------ Data shown
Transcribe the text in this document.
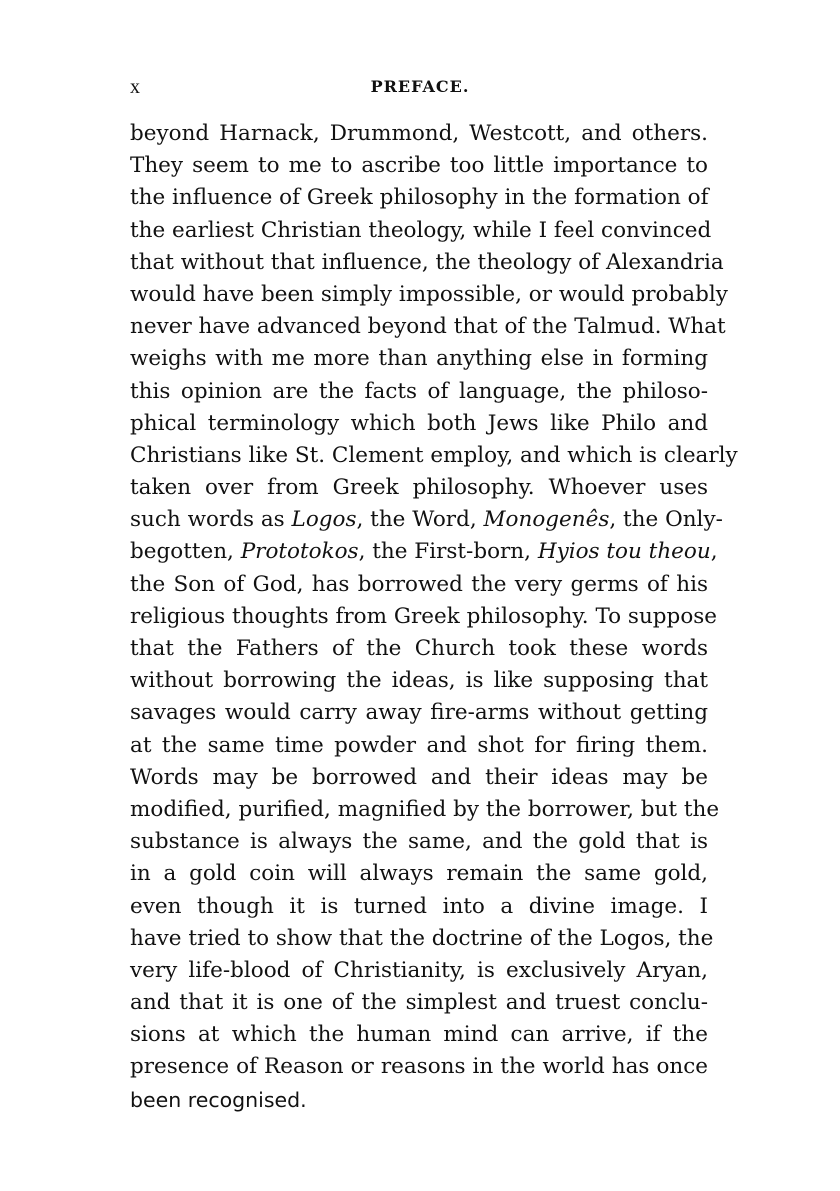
x	PREFACE.
beyond Harnack, Drummond, Westcott, and others.
They seem to me to ascribe too little importance to
the influence of Greek philosophy in the formation of
the earliest Christian theology, while I feel convinced
that without that influence, the theology of Alexandria
would have been simply impossible, or would probably
never have advanced beyond that of the Talmud. What
weighs with me more than anything else in forming
this opinion are the facts of language, the philoso-
phical terminology which both Jews like Philo and
Christians like St. Clement employ, and which is clearly
taken over from Greek philosophy. Whoever uses
such words as Logos, the Word, Monogenês, the Only-
begotten, Prototokos, the First-born, Hyios tou theou,
the Son of God, has borrowed the very germs of his
religious thoughts from Greek philosophy. To suppose
that the Fathers of the Church took these words
without borrowing the ideas, is like supposing that
savages would carry away fire-arms without getting
at the same time powder and shot for firing them.
Words may be borrowed and their ideas may be
modified, purified, magnified by the borrower, but the
substance is always the same, and the gold that is
in a gold coin will always remain the same gold,
even though it is turned into a divine image. I
have tried to show that the doctrine of the Logos, the
very life-blood of Christianity, is exclusively Aryan,
and that it is one of the simplest and truest conclu-
sions at which the human mind can arrive, if the
presence of Reason or reasons in the world has once
been recognised.
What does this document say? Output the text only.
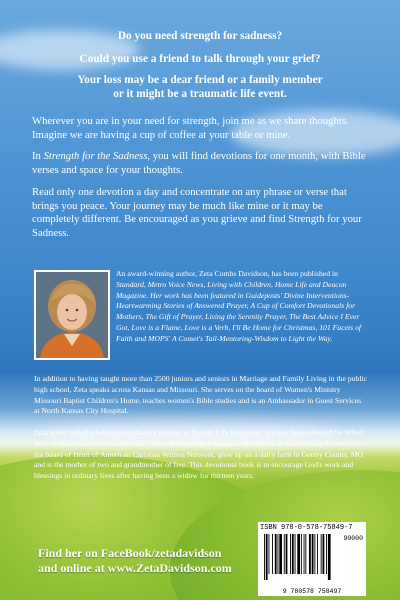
Do you need strength for sadness?
Could you use a friend to talk through your grief?
Your loss may be a dear friend or a family member
or it might be a traumatic life event.
Wherever you are in your need for strength, join me as we share thoughts. Imagine we are having a cup of coffee at your table or mine.
In Strength for the Sadness, you will find devotions for one month, with Bible verses and space for your thoughts.
Read only one devotion a day and concentrate on any phrase or verse that brings you peace. Your journey may be much like mine or it may be completely different. Be encouraged as you grieve and find Strength for your Sadness.
An award-winning author, Zeta Combs Davidson, has been published in Standard, Metro Voice News, Living with Children, Home Life and Deacon Magazine. Her work has been featured in Guideposts' Divine Interventions-Heartwarming Stories of Answered Prayer, A Cup of Comfort Devotionals for Mothers, The Gift of Prayer, Living the Serenity Prayer, The Best Advice I Ever Got, Love is a Flame, Love is a Verb, I'll Be Home for Christmas, 101 Facets of Faith and MOPS' A Comet's Tail-Mentoring-Wisdom to Light the Way.
In addition to having taught more than 2500 juniors and seniors in Marriage and Family Living in the public high school, Zeta speaks across Kansas and Missouri. She serves on the board of Women's Ministry Missouri Baptist Children's Home, teaches women's Bible studies and is an Ambassador in Guest Services at North Kansas City Hospital.
Zeta holds both Bachelor's and Master's degrees in Family Life Education. She has been selected for Who's Who of American Women and Who's Who of American Educators. She serves as Membership Director on the board of Heart of American Christian Writers Network, grew up on a dairy farm in Gentry County, MO and is the mother of two and grandmother of five. This devotional book is to encourage God's work and blessings in ordinary lives after having been a widow for thirteen years.
Find her on FaceBook/zetadavidson
and online at www.ZetaDavidson.com
ISBN 978-0-578-75849-7
90000
9 780578 758497
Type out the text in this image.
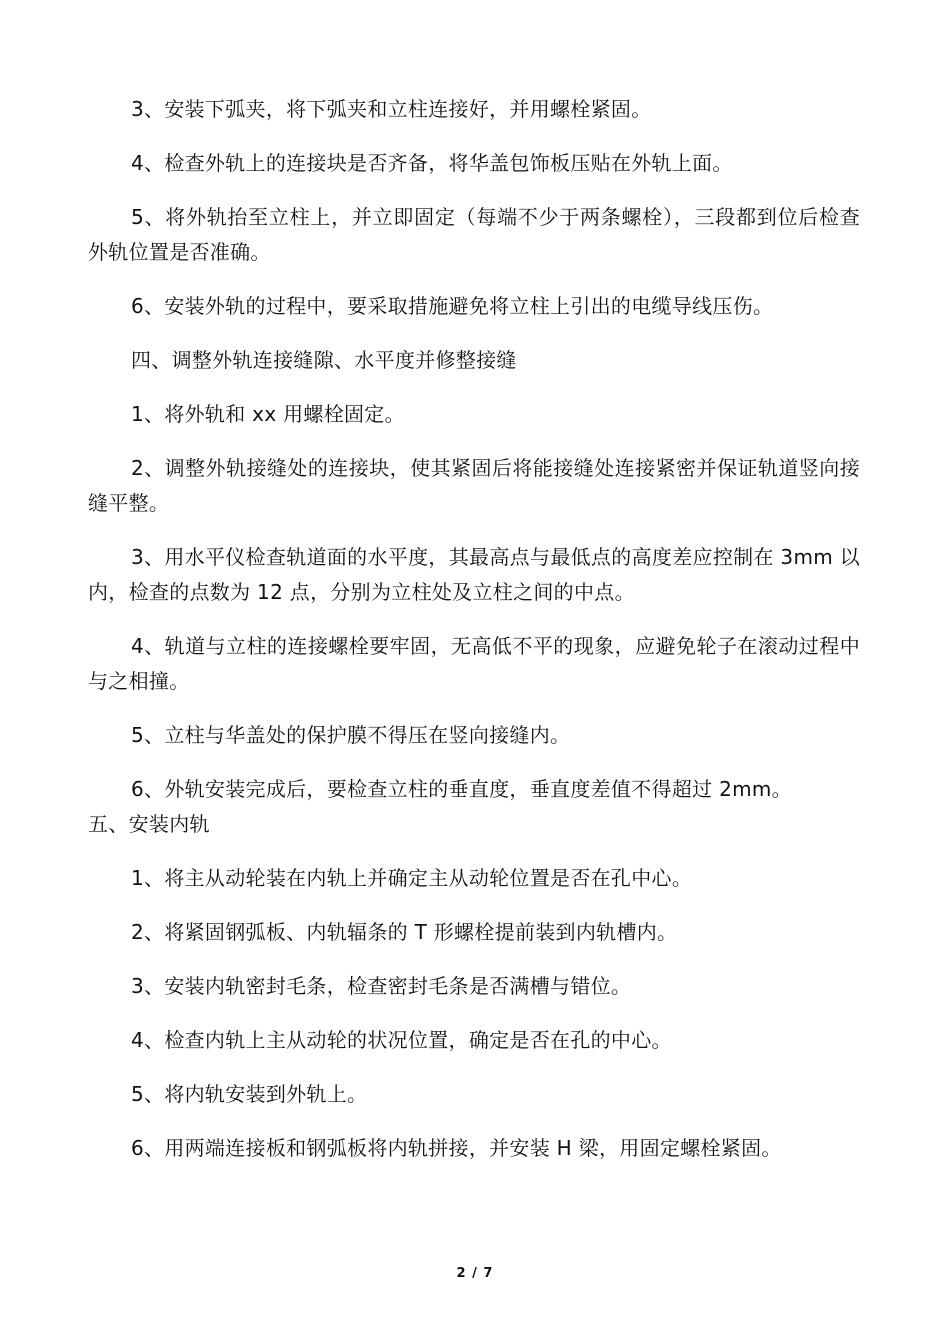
3、安装下弧夹，将下弧夹和立柱连接好，并用螺栓紧固。

4、检查外轨上的连接块是否齐备，将华盖包饰板压贴在外轨上面。

5、将外轨抬至立柱上，并立即固定（每端不少于两条螺栓），三段都到位后检查外轨位置是否准确。

6、安装外轨的过程中，要采取措施避免将立柱上引出的电缆导线压伤。

四、调整外轨连接缝隙、水平度并修整接缝

1、将外轨和 xx 用螺栓固定。

2、调整外轨接缝处的连接块，使其紧固后将能接缝处连接紧密并保证轨道竖向接缝平整。

3、用水平仪检查轨道面的水平度，其最高点与最低点的高度差应控制在 3mm 以内，检查的点数为 12 点，分别为立柱处及立柱之间的中点。

4、轨道与立柱的连接螺栓要牢固，无高低不平的现象，应避免轮子在滚动过程中与之相撞。

5、立柱与华盖处的保护膜不得压在竖向接缝内。

6、外轨安装完成后，要检查立柱的垂直度，垂直度差值不得超过 2mm。

五、安装内轨

1、将主从动轮装在内轨上并确定主从动轮位置是否在孔中心。

2、将紧固钢弧板、内轨辐条的 T 形螺栓提前装到内轨槽内。

3、安装内轨密封毛条，检查密封毛条是否满槽与错位。

4、检查内轨上主从动轮的状况位置，确定是否在孔的中心。

5、将内轨安装到外轨上。

6、用两端连接板和钢弧板将内轨拼接，并安装 H 梁，用固定螺栓紧固。

2 / 7
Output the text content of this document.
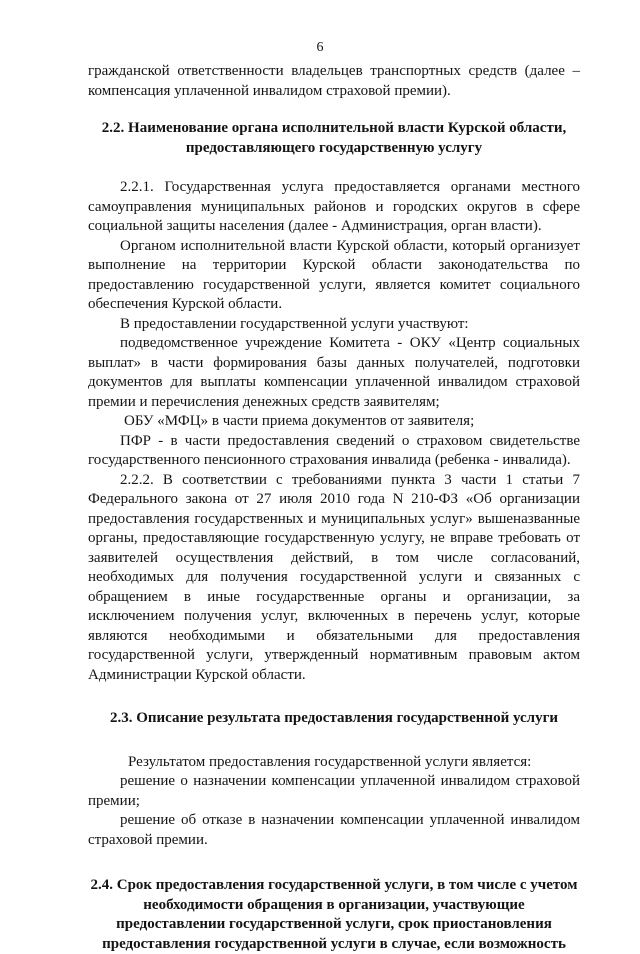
6

гражданской ответственности владельцев транспортных средств (далее – компенсация уплаченной инвалидом страховой премии).

2.2. Наименование органа исполнительной власти Курской области, предоставляющего государственную услугу

2.2.1. Государственная услуга предоставляется органами местного самоуправления муниципальных районов и городских округов в сфере социальной защиты населения (далее - Администрация, орган власти).

Органом исполнительной власти Курской области, который организует выполнение на территории Курской области законодательства по предоставлению государственной услуги, является комитет социального обеспечения Курской области.

В предоставлении государственной услуги участвуют:

подведомственное учреждение Комитета - ОКУ «Центр социальных выплат» в части формирования базы данных получателей, подготовки документов для выплаты компенсации уплаченной инвалидом страховой премии и перечисления денежных средств заявителям;

ОБУ «МФЦ» в части приема документов от заявителя;

ПФР - в части предоставления сведений о страховом свидетельстве государственного пенсионного страхования инвалида (ребенка - инвалида).

2.2.2. В соответствии с требованиями пункта 3 части 1 статьи 7 Федерального закона от 27 июля 2010 года N 210-ФЗ «Об организации предоставления государственных и муниципальных услуг» вышеназванные органы, предоставляющие государственную услугу, не вправе требовать от заявителей осуществления действий, в том числе согласований, необходимых для получения государственной услуги и связанных с обращением в иные государственные органы и организации, за исключением получения услуг, включенных в перечень услуг, которые являются необходимыми и обязательными для предоставления государственной услуги, утвержденный нормативным правовым актом Администрации Курской области.

2.3. Описание результата предоставления государственной услуги

Результатом предоставления государственной услуги является:

решение о назначении компенсации уплаченной инвалидом страховой премии;

решение об отказе в назначении компенсации уплаченной инвалидом страховой премии.

2.4. Срок предоставления государственной услуги, в том числе с учетом необходимости обращения в организации, участвующие предоставлении государственной услуги, срок приостановления предоставления государственной услуги в случае, если возможность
------------
Only the number is wanted: how many lines contain the string "which"?

**Exercise solution:**
3